--- START OF Data for the task ---

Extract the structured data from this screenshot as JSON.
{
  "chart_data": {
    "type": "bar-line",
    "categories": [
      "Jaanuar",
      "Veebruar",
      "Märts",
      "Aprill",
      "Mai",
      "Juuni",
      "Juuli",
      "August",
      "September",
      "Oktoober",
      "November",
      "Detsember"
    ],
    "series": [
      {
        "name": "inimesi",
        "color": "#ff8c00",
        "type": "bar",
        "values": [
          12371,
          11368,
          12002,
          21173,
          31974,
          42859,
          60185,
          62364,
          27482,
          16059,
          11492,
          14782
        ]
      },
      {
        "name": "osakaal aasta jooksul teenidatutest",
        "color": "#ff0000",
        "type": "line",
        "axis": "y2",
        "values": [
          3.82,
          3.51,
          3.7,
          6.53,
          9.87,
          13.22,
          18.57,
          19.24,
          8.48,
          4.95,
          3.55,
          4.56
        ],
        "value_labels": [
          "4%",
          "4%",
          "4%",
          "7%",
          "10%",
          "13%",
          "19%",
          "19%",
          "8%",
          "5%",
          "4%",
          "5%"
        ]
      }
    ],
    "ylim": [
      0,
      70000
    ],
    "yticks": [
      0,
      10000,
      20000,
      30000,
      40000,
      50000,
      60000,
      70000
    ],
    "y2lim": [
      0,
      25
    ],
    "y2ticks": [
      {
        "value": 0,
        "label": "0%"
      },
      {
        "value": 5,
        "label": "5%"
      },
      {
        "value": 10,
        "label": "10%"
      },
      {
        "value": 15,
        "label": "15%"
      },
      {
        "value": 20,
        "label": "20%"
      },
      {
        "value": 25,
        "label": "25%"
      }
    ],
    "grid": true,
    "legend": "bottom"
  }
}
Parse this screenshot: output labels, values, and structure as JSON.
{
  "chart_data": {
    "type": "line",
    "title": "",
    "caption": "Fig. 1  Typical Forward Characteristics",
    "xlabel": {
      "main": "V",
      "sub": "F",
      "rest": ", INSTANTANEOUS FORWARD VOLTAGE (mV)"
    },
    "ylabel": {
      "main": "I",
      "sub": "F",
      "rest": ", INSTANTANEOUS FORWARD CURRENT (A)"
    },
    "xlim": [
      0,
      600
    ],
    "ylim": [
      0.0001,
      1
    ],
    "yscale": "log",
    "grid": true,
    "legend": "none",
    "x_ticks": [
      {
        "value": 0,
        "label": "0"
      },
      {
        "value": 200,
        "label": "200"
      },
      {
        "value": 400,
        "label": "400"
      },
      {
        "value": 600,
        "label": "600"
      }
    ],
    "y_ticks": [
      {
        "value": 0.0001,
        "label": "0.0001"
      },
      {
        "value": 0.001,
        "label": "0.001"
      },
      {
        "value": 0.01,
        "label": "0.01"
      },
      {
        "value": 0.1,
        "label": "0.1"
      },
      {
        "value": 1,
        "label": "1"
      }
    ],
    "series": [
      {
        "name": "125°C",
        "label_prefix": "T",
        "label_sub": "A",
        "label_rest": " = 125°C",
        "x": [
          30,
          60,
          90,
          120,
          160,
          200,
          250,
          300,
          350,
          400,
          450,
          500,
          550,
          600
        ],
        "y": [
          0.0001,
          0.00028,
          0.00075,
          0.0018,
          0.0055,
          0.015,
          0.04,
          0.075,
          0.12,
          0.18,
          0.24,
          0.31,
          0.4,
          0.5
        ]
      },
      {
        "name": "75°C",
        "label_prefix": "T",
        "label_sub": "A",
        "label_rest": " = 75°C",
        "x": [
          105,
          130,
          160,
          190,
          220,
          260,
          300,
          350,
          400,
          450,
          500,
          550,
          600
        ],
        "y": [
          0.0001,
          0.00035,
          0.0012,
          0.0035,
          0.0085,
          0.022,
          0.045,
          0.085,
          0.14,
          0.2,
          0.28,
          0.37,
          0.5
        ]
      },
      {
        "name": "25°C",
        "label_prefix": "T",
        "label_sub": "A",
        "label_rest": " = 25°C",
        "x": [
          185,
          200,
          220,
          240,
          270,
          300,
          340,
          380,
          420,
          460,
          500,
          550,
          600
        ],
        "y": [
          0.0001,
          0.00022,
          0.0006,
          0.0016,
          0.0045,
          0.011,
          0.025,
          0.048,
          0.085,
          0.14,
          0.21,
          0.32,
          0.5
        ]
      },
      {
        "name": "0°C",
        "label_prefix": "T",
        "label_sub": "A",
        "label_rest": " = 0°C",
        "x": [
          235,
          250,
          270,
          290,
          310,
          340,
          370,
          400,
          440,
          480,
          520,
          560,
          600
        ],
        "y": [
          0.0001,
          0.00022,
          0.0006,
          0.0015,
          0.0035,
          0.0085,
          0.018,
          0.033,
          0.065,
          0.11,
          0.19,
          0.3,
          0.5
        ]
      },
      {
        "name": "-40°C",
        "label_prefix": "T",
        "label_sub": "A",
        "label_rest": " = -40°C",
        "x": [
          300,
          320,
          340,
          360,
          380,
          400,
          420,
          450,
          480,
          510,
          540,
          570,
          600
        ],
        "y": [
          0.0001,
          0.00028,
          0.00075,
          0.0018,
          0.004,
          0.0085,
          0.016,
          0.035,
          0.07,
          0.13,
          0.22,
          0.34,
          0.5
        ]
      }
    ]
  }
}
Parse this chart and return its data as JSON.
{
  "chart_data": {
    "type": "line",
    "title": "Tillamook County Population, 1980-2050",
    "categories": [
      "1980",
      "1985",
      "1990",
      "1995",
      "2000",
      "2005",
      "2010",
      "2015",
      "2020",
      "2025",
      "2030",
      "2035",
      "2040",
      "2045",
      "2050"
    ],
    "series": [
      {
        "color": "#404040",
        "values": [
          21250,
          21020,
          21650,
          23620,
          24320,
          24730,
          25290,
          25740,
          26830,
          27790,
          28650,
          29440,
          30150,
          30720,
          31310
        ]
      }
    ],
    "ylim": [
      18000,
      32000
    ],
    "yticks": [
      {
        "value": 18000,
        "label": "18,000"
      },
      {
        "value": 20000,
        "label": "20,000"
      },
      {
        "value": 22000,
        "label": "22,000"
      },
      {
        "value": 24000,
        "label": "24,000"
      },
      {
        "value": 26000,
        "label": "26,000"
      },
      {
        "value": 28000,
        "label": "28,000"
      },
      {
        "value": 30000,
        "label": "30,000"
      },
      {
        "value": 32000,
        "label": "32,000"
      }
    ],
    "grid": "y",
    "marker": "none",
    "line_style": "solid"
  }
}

--- END OF Data for the task ---

### Stated exercise
Using the data above, say how many lines include "type". No other reply is needed.

### Expected answer
5